-- Stated task --
Locate each line containing the string "министерство" and copy it out.

-- Listed records --

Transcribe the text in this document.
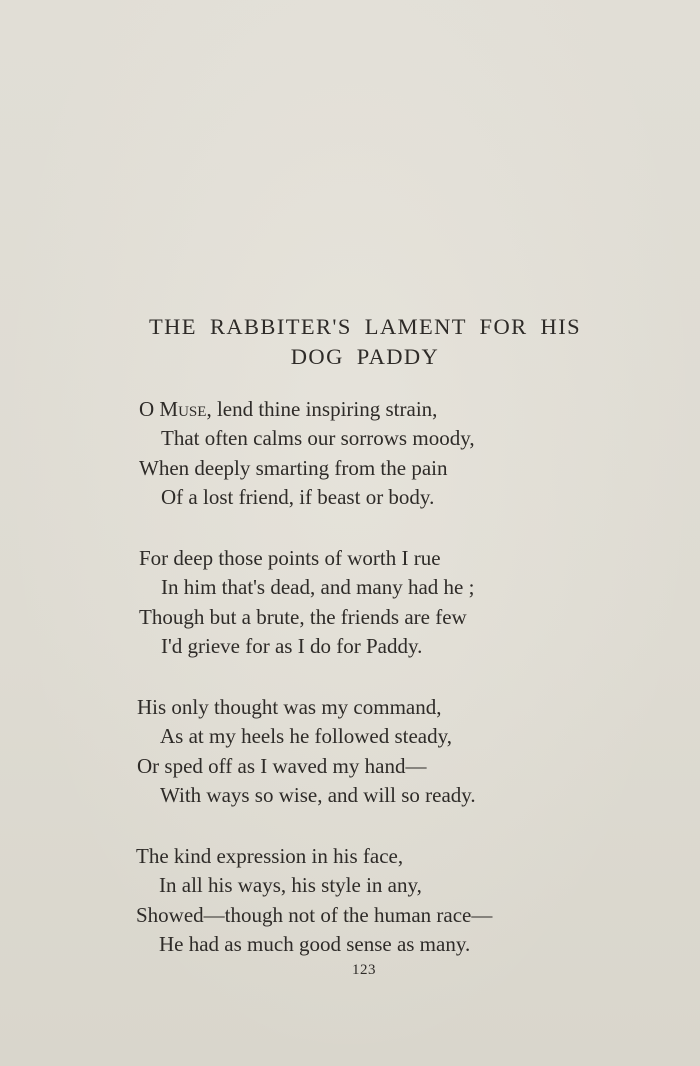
THE RABBITER'S LAMENT FOR HIS
DOG PADDY
O Muse, lend thine inspiring strain,
That often calms our sorrows moody,
When deeply smarting from the pain
Of a lost friend, if beast or body.
For deep those points of worth I rue
In him that's dead, and many had he ;
Though but a brute, the friends are few
I'd grieve for as I do for Paddy.
His only thought was my command,
As at my heels he followed steady,
Or sped off as I waved my hand—
With ways so wise, and will so ready.
The kind expression in his face,
In all his ways, his style in any,
Showed—though not of the human race—
He had as much good sense as many.
123
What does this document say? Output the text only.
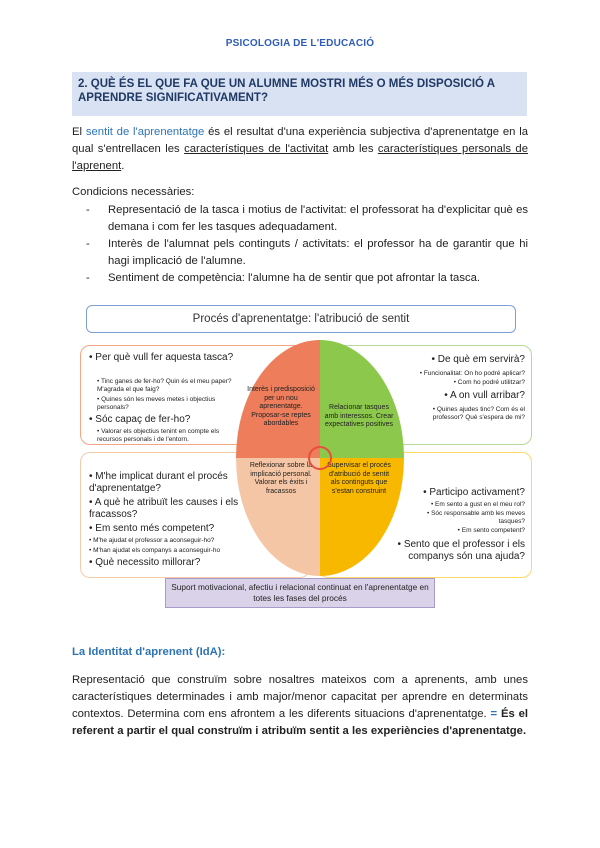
PSICOLOGIA DE L'EDUCACIÓ
2. QUÈ ÉS EL QUE FA QUE UN ALUMNE MOSTRI MÉS O MÉS DISPOSICIÓ A APRENDRE SIGNIFICATIVAMENT?
El sentit de l'aprenentatge és el resultat d'una experiència subjectiva d'aprenentatge en la qual s'entrellacen les característiques de l'activitat amb les característiques personals de l'aprenent.
Condicions necessàries:
- Representació de la tasca i motius de l'activitat: el professorat ha d'explicitar què es demana i com fer les tasques adequadament.
- Interès de l'alumnat pels continguts / activitats: el professor ha de garantir que hi hagi implicació de l'alumne.
- Sentiment de competència: l'alumne ha de sentir que pot afrontar la tasca.
Procés d'aprenentatge: l'atribució de sentit
• Per què vull fer aquesta tasca?
• Tinc ganes de fer-ho? Quin és el meu paper? M'agrada el que faig?
• Quines són les meves metes i objectius personals?
• Sóc capaç de fer-ho?
• Valorar els objectius tenint en compte els recursos personals i de l'entorn.
• De què em servirà?
• Funcionalitat: On ho podré aplicar?
• Com ho podré utilitzar?
• A on vull arribar?
• Quines ajudes tinc? Com és el professor? Què s'espera de mi?
• M'he implicat durant el procés d'aprenentatge?
• A què he atribuït les causes i els fracassos?
• Em sento més competent?
• M'he ajudat el professor a aconseguir-ho?
• M'han ajudat els companys a aconseguir-ho
• Què necessito millorar?
• Participo activament?
• Em sento a gust en el meu rol?
• Sóc responsable amb les meves tasques?
• Em sento competent?
• Sento que el professor i els companys són una ajuda?
Interès i predisposició per un nou aprenentatge. Proposar-se reptes abordables
Relacionar tasques amb interessos. Crear expectatives positives
Reflexionar sobre la implicació personal. Valorar els èxits i fracassos
Supervisar el procés d'atribució de sentit als continguts que s'estan construint
Suport motivacional, afectiu i relacional continuat en l'aprenentatge en totes les fases del procés
La Identitat d'aprenent (IdA):
Representació que construïm sobre nosaltres mateixos com a aprenents, amb unes característiques determinades i amb major/menor capacitat per aprendre en determinats contextos. Determina com ens afrontem a les diferents situacions d'aprenentatge. = És el referent a partir el qual construïm i atribuïm sentit a les experiències d'aprenentatge.
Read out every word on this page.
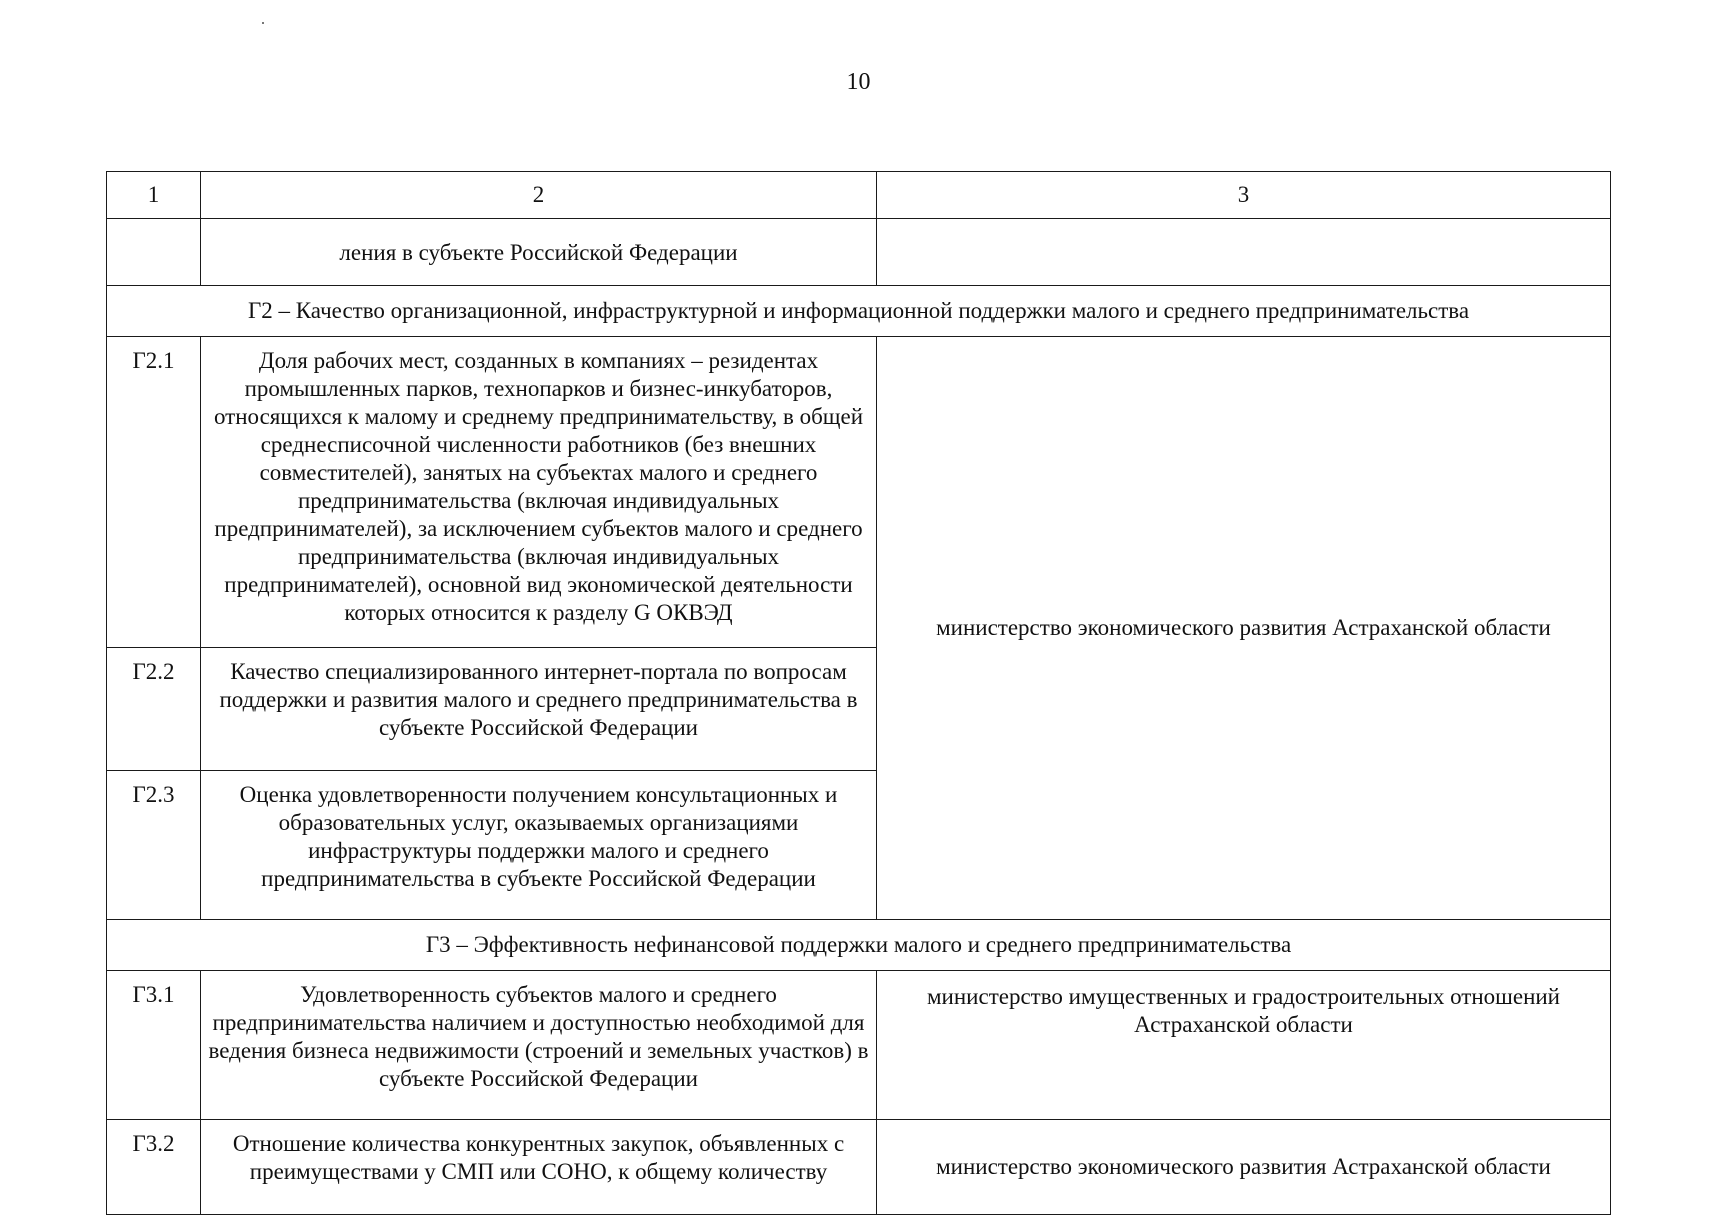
10
1	2	3
	ления в субъекте Российской Федерации	
Г2 – Качество организационной, инфраструктурной и информационной поддержки малого и среднего предпринимательства		
Г2.1	Доля рабочих мест, созданных в компаниях – резидентах промышленных парков, технопарков и бизнес-инкубаторов, относящихся к малому и среднему предпринимательству, в общей среднесписочной численности работников (без внешних совместителей), занятых на субъектах малого и среднего предпринимательства (включая индивидуальных предпринимателей), за исключением субъектов малого и среднего предпринимательства (включая индивидуальных предпринимателей), основной вид экономической деятельности которых относится к разделу G ОКВЭД	министерство экономического развития Астраханской области
Г2.2	Качество специализированного интернет-портала по вопросам поддержки и развития малого и среднего предпринимательства в субъекте Российской Федерации	
Г2.3	Оценка удовлетворенности получением консультационных и образовательных услуг, оказываемых организациями инфраструктуры поддержки малого и среднего предпринимательства в субъекте Российской Федерации	
Г3 – Эффективность нефинансовой поддержки малого и среднего предпринимательства		
Г3.1	Удовлетворенность субъектов малого и среднего предпринимательства наличием и доступностью необходимой для ведения бизнеса недвижимости (строений и земельных участков) в субъекте Российской Федерации	министерство имущественных и градостроительных отношений Астраханской области
Г3.2	Отношение количества конкурентных закупок, объявленных с преимуществами у СМП или СОНО, к общему количеству	министерство экономического развития Астраханской области
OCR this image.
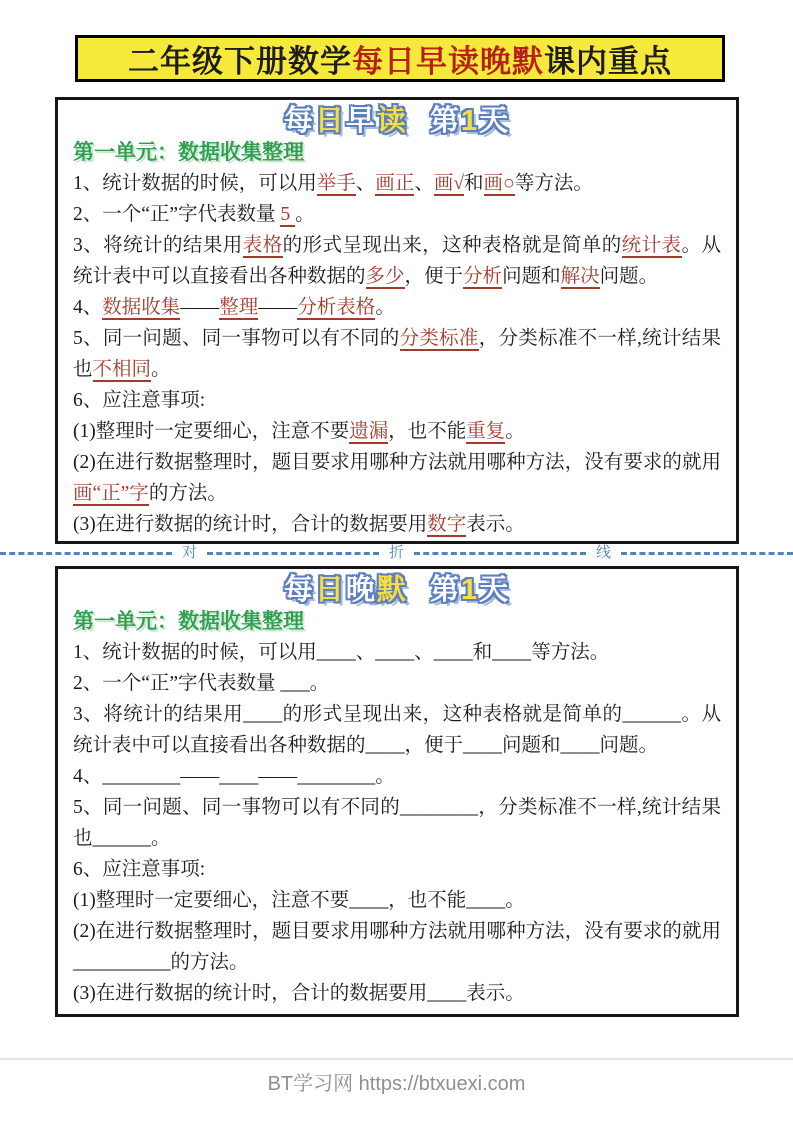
二年级下册数学 每日早读晚默 课内重点
每日早读 第1天
第一单元：数据收集整理
1、统计数据的时候，可以用举手、画正、画√和画○等方法。
2、一个“正”字代表数量 5 。
3、将统计的结果用表格的形式呈现出来，这种表格就是简单的统计表。从统计表中可以直接看出各种数据的多少，便于分析问题和解决问题。
4、数据收集——整理——分析表格。
5、同一问题、同一事物可以有不同的分类标准，分类标准不一样,统计结果也不相同。
6、应注意事项:
(1)整理时一定要细心，注意不要遗漏，也不能重复。
(2)在进行数据整理时，题目要求用哪种方法就用哪种方法，没有要求的就用画“正”字的方法。
(3)在进行数据的统计时，合计的数据要用数字表示。
对	折	线
每日晚默 第1天
第一单元：数据收集整理
1、统计数据的时候，可以用____、____、____和____等方法。
2、一个“正”字代表数量 ___。
3、将统计的结果用____的形式呈现出来，这种表格就是简单的______。从统计表中可以直接看出各种数据的____，便于____问题和____问题。
4、________——____——________。
5、同一问题、同一事物可以有不同的________，分类标准不一样,统计结果也______。
6、应注意事项:
(1)整理时一定要细心，注意不要____，也不能____。
(2)在进行数据整理时，题目要求用哪种方法就用哪种方法，没有要求的就用__________的方法。
(3)在进行数据的统计时，合计的数据要用____表示。
BT学习网 https://btxuexi.com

-- The result --
Г2.1	Доля рабочих мест, созданных в компаниях – резидентах промышленных парков, технопарков и бизнес-инкубаторов, относящихся к малому и среднему предпринимательству, в общей среднесписочной численности работников (без внешних совместителей), занятых на субъектах малого и среднего предпринимательства (включая индивидуальных предпринимателей), за исключением субъектов малого и среднего предпринимательства (включая индивидуальных предпринимателей), основной вид экономической деятельности которых относится к разделу G ОКВЭД	министерство экономического развития Астраханской области
Г3.1	Удовлетворенность субъектов малого и среднего предпринимательства наличием и доступностью необходимой для ведения бизнеса недвижимости (строений и земельных участков) в субъекте Российской Федерации	министерство имущественных и градостроительных отношений Астраханской области
Г3.2	Отношение количества конкурентных закупок, объявленных с преимуществами у СМП или СОНО, к общему количеству	министерство экономического развития Астраханской области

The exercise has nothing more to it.